Given problem: Extract and list every line that contains the word "Lvalue".

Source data
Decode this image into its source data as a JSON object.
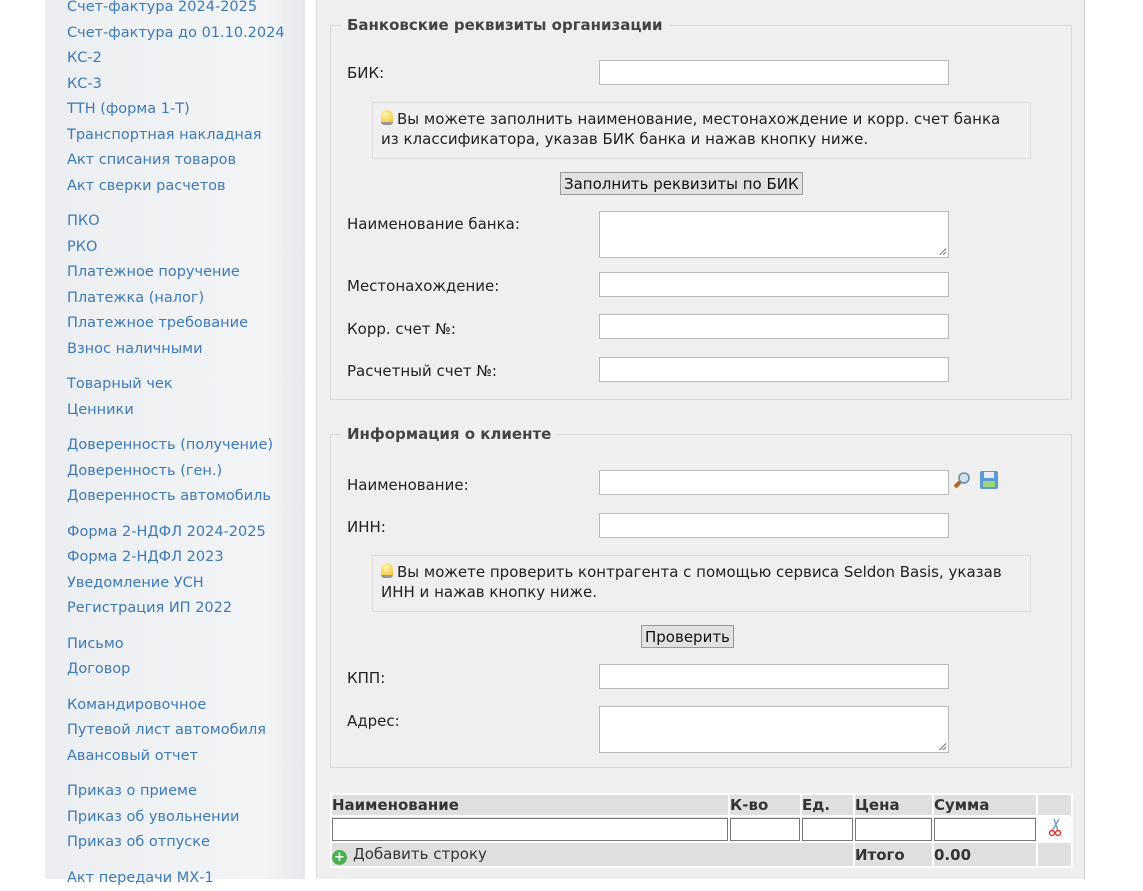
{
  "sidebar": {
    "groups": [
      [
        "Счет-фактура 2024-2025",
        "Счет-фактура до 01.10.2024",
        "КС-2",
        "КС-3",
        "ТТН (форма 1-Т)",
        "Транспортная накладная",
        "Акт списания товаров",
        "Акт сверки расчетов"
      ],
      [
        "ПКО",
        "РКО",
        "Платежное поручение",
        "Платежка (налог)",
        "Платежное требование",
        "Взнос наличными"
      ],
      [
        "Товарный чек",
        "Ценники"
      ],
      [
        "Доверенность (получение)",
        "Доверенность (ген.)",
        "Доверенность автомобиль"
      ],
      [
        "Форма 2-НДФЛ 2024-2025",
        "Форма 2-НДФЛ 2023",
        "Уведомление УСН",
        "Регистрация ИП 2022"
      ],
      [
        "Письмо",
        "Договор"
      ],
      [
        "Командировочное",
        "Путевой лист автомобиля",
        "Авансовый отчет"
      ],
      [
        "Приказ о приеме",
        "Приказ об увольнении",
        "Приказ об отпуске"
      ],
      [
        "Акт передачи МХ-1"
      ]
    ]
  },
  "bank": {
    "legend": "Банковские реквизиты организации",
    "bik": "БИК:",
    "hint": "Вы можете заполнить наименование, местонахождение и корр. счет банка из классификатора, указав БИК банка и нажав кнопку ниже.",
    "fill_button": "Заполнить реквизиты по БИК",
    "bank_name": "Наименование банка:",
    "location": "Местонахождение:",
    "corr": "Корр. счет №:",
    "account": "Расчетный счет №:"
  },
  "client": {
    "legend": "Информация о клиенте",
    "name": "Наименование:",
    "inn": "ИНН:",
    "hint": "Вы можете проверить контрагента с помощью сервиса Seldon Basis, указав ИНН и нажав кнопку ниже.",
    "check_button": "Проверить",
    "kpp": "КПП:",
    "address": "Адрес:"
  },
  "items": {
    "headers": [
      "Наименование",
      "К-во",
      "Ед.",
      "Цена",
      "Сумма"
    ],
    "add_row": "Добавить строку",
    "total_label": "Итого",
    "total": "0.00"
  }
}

--

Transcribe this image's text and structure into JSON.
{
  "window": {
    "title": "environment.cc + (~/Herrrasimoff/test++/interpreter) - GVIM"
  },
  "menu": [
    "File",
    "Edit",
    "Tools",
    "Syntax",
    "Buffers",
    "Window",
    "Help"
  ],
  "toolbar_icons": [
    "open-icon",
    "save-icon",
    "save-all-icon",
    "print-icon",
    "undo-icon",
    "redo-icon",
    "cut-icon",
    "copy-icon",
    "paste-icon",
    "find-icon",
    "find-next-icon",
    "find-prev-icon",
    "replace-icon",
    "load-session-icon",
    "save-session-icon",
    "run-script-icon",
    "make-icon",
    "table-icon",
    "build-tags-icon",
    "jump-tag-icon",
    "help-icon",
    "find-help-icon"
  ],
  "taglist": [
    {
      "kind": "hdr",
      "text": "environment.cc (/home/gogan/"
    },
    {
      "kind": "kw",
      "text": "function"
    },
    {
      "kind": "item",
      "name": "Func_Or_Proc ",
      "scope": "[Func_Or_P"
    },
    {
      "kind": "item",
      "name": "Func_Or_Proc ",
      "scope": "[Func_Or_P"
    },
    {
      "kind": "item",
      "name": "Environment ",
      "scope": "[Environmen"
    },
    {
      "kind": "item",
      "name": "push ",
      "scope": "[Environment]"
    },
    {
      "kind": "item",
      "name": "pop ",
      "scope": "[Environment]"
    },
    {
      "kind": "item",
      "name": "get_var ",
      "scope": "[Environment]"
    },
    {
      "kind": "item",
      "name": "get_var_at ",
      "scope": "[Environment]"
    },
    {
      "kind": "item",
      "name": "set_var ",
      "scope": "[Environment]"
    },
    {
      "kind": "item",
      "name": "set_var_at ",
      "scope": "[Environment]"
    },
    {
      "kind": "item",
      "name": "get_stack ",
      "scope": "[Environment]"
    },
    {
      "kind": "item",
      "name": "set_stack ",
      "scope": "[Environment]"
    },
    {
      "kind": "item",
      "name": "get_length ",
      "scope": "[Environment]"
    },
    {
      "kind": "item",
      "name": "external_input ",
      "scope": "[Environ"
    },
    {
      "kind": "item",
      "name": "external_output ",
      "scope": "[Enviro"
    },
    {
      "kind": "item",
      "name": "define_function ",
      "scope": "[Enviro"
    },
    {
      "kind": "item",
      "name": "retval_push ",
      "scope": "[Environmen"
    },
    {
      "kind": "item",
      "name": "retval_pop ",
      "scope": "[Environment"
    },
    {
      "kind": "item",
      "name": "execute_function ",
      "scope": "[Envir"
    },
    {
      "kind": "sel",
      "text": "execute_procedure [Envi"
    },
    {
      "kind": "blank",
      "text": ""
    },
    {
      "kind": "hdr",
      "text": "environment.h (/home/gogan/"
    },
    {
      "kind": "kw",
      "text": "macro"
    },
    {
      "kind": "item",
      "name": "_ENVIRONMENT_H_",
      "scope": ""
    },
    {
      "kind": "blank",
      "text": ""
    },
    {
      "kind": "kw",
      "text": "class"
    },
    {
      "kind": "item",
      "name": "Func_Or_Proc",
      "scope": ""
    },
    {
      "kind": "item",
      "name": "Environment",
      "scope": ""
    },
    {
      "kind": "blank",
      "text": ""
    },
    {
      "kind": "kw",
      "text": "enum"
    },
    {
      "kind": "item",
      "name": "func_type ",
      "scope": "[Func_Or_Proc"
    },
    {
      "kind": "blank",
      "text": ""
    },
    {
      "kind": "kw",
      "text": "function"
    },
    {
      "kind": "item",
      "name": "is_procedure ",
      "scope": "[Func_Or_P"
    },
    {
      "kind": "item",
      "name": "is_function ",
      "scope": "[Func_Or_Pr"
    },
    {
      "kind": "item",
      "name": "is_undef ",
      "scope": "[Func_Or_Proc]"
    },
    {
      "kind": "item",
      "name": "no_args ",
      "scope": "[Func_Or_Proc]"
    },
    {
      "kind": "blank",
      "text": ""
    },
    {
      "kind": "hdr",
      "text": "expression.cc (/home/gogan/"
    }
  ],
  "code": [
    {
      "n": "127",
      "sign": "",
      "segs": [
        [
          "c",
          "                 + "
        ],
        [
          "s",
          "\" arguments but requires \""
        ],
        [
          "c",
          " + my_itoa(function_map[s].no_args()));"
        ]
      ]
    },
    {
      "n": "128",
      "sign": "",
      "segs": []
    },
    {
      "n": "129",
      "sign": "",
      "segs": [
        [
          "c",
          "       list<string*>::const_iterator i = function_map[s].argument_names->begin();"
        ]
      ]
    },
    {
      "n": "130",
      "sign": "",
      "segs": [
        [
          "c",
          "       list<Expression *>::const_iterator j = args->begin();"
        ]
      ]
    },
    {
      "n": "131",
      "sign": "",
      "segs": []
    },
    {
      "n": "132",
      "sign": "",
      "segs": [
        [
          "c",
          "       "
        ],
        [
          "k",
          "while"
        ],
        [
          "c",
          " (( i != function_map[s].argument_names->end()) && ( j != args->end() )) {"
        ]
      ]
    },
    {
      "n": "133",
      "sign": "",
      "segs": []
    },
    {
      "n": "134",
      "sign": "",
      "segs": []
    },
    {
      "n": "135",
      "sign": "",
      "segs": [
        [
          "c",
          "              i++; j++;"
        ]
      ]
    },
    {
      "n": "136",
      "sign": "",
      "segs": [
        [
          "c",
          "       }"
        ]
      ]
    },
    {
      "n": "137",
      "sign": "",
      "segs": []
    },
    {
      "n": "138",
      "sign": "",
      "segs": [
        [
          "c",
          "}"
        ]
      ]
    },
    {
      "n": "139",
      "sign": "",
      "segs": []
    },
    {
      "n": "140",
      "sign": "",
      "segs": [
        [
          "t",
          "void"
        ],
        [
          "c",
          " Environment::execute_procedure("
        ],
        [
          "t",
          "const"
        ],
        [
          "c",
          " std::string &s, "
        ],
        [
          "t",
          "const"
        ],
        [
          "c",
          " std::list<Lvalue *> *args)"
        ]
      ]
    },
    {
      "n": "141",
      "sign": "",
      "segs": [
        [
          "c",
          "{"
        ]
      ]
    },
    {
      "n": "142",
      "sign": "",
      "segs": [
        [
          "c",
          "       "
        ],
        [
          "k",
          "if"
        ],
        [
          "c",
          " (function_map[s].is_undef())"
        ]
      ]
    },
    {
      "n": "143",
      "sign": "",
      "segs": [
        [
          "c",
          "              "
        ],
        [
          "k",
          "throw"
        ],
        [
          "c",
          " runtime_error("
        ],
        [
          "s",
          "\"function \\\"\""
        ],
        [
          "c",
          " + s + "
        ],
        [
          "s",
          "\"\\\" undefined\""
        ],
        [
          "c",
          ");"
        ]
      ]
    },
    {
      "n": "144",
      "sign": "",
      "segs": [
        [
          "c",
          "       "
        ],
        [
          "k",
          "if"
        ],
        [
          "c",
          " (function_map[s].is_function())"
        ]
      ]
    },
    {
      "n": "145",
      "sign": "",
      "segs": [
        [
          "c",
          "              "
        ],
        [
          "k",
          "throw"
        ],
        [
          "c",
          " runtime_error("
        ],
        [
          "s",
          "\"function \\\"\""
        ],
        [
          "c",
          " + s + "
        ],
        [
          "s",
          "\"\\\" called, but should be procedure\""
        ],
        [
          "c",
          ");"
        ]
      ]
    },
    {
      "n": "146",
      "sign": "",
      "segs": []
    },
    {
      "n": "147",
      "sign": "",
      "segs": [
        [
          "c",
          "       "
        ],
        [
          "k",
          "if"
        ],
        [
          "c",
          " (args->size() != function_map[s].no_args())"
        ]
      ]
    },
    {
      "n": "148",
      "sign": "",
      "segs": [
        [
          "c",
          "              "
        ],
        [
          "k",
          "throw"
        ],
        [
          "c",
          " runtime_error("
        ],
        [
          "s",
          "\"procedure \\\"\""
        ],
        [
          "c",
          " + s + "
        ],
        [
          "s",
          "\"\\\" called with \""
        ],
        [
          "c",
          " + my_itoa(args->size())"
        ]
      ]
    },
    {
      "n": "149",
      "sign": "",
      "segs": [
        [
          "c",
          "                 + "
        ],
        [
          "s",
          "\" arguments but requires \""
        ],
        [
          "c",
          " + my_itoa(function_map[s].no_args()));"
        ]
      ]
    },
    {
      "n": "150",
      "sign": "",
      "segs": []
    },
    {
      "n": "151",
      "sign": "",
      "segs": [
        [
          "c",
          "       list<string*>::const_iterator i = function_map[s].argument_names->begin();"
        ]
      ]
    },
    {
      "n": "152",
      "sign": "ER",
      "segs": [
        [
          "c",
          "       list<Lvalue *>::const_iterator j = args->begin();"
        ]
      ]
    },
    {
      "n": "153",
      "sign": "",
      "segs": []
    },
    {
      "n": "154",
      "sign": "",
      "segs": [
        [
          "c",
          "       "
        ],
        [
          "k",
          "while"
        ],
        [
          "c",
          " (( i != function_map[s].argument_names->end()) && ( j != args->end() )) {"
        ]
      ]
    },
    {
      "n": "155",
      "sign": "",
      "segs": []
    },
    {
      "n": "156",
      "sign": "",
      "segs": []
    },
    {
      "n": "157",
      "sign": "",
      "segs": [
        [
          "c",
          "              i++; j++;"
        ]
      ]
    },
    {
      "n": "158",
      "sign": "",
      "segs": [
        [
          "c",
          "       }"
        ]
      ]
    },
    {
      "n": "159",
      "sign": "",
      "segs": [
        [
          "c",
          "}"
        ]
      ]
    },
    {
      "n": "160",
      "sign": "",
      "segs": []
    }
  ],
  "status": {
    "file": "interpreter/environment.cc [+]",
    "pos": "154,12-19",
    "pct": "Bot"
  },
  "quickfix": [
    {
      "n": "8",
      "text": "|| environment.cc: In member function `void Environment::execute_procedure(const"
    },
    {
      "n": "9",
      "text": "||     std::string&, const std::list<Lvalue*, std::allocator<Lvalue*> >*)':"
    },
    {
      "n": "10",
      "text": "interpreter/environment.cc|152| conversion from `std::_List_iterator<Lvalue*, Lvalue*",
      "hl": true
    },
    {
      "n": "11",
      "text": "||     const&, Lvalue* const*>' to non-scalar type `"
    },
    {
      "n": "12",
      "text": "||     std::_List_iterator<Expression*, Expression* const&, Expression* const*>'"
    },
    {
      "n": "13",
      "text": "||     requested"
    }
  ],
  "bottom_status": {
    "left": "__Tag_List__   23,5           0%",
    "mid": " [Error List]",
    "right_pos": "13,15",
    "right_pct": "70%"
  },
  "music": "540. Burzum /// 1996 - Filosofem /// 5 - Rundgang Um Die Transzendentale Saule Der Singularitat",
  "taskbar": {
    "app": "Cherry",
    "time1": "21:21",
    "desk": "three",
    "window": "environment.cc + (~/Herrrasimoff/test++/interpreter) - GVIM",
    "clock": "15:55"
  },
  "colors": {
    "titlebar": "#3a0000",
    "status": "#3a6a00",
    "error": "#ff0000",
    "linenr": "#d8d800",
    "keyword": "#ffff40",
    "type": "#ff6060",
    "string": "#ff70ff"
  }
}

Response to this exercise:
          " std::list<Lvalue *> *args)"
          "       list<Lvalue *>::const_iterator j = args->begin();"
      "text": "||     std::string&, const std::list<Lvalue*, std::allocator<Lvalue*> >*)':"
      "text": "interpreter/environment.cc|152| conversion from `std::_List_iterator<Lvalue*, Lvalue*",
      "text": "||     const&, Lvalue* const*>' to non-scalar type `"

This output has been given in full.